Dass die Kapitelherren jedoch nicht überall über die Zusammensetzung und die Rekrutierung selbst bestimmen konnten, zeigt der Artikel von Antonio Antonetti mit seiner umfassenden Darstellung der süditalienischen Kapitel. Aufgrund der äußeren politischen Faktoren wurden zum Beispiel die Struktur des Kathedralkapitels in Lucera durch König Karl II. von Anjou nach französischem Vorbild umgestaltet, die Anzahl der Kanoniker reduziert und neue Regelungen für die Besetzung der Präbenden geschaffen. Der König hatte das alleinige Recht auf die Einsetzung der höchsten Dignitäten. Somit wurden die lokalen Kleriker von der Mitbestimmung über die höchsten und lukrativsten Ämter ausgeschlossen. Antonetti verdeutlicht mit seinen Ausführungen, dass Besetzungsstrategien nicht immer nur auf das Wohl des Kapitels oder der Optimierung des liturgischen Dienstes abzielten – sie konnten von außerhalb kommen und bewusst bestimmte Gruppen stärken oder schwächen (S. 146–149). Ein ähnliches Bild zeichnet auch Emanuele Curzel mit seinen Untersuchungen zu vier Karrieren von Klerikern aus Trient. Er weist nach, dass seit der Herrschaft Friedrichs IV. von Tirol ebenfalls Eingriffe des Grafen häufiger wurden und dass Stühle im Domkapitel von Trient nun oft an Angehörige des fürstlichen Hofes gingen (S. 109f.). Vor dem 15. Jahrhundert beruhte die Zusammensetzung des Kapitels auf bischöflichen Entscheidungen und Selbstverwaltung der Kanoniker. So gelang es etwa dem Kleriker Vigil, aus einer niedrigen sozialen Schicht in die Reihen der Domherren aufgenommen zu werden. Curzel erklärt dies damit, dass sich Vigil vor allem durch sein Engagement im liturgischen Bereich auszeichnete und ihn das Kapitel als vorbildhaftes Beispiel für ein neues Klerikerideal einsetzte (S. 109).

---

- _Arbeitsaufträge_:
a – Wer besaß dem Lesetext über die Domkapitel zufolge das alleinige Recht, die höchsten Dignitäten einzusetzen?
b – Setzen Sie den Lesetext über die Besetzung der Domkapitel im Anschluss an seinen letzten Satz fort.

---

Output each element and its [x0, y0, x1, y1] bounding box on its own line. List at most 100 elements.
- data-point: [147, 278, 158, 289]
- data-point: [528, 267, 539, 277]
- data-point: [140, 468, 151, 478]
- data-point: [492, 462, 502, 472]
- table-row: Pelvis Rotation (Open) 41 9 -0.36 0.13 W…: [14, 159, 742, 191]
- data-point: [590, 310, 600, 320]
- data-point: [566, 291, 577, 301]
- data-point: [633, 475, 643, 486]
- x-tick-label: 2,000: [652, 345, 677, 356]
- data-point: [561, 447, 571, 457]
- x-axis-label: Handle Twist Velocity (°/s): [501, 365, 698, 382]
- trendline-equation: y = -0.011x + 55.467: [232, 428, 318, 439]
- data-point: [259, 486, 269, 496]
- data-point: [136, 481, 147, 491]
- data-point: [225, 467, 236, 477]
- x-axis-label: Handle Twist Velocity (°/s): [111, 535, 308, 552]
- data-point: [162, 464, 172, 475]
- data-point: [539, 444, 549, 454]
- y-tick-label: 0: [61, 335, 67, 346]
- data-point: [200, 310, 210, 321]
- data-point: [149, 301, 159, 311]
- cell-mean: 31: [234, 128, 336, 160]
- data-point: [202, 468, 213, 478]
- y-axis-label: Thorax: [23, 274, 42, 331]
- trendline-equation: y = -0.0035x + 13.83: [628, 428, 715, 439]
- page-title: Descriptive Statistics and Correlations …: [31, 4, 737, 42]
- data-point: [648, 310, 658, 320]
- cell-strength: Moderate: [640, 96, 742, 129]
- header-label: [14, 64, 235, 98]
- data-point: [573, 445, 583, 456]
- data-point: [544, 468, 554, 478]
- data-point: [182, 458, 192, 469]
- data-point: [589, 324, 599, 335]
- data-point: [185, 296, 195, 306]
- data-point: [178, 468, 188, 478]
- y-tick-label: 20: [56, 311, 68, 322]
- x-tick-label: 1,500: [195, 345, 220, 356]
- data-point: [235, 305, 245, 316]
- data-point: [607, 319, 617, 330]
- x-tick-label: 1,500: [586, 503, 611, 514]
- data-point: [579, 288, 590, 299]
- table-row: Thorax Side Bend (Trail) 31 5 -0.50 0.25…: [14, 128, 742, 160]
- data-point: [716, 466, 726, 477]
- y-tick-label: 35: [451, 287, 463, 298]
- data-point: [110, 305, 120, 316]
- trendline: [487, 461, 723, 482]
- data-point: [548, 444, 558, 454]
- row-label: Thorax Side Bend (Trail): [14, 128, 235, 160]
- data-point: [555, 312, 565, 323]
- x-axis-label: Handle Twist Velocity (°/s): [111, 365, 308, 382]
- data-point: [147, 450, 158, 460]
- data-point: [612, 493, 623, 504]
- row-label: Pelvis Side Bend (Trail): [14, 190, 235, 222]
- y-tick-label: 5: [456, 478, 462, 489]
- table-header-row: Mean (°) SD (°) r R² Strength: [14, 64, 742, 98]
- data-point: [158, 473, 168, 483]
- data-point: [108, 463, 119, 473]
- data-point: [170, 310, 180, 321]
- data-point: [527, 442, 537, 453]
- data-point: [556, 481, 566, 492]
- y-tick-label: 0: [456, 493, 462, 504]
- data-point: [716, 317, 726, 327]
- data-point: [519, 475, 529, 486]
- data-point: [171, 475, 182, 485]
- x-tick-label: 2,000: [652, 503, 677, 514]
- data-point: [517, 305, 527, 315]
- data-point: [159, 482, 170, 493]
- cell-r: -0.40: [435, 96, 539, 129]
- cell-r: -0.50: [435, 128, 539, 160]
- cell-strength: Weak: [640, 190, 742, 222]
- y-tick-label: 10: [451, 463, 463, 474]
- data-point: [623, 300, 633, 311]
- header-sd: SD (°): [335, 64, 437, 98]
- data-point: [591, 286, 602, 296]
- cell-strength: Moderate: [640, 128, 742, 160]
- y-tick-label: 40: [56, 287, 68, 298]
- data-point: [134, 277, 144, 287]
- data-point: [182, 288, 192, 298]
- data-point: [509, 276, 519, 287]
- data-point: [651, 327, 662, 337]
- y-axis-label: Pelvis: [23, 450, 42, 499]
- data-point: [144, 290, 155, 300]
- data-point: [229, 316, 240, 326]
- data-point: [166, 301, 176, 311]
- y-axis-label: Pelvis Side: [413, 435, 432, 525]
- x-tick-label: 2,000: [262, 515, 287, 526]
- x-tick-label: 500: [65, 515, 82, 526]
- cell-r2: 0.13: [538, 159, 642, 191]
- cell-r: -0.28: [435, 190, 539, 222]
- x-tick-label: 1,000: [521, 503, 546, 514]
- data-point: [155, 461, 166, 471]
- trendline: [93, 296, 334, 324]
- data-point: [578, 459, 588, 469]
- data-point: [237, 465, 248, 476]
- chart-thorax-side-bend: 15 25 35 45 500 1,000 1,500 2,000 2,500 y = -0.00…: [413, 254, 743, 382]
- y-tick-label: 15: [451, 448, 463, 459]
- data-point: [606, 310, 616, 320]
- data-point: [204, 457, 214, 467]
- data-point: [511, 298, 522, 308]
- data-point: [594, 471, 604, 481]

---

- _Lösungen_:
a – König Karl II. von Anjou.

b –
Ein weiteres wiederkehrendes Element bei der Besetzung der Stühle in den Domkapiteln und Kollegiatstifte war die Provision durch den Papst. Kirsi Salonens Aufsatz zielt besonders auf diesen Mechanismus ab, indem sie unterschiedliche Fälle des Domkapitels in Turku analysiert. Besonders hervorzuheben ist ihre kritische Auseinandersetzung mit Suppliken und Provisionsbriefen sowie deren Überlieferungsbedingungen (S. 55–57). Bei ihren ausgewählten Fallbeispielen von Provisionen kann sie überzeugend darlegen, dass nicht alle Provisionen von Erfolg gekrönt waren und zu einem Sitz im Kapitel führten. So hatte etwa Ingeldus Johannes, ein Priester aus dem Erzbistum Uppsala, trotz päpstlicher Bestätigung sein Kanonikat nie angetreten, auch wenn die vatikanischen Quellen diesen Schluss nahelegen (S. 61). Salonen verdeutlicht, dass Petitionen kein Garant für den Erhalt einer Stelle waren und Provisionsbriefe ebenfalls kein endgültiger Beweis für die Besetzung von Stühlen im Domkapitel sind. Sie plädiert für eine Kombination mehrerer Quellen, um Fragen zum Erfolg oder Misserfolg bei Erlangen eines Kanonikats zu beantworten (S. 67f.).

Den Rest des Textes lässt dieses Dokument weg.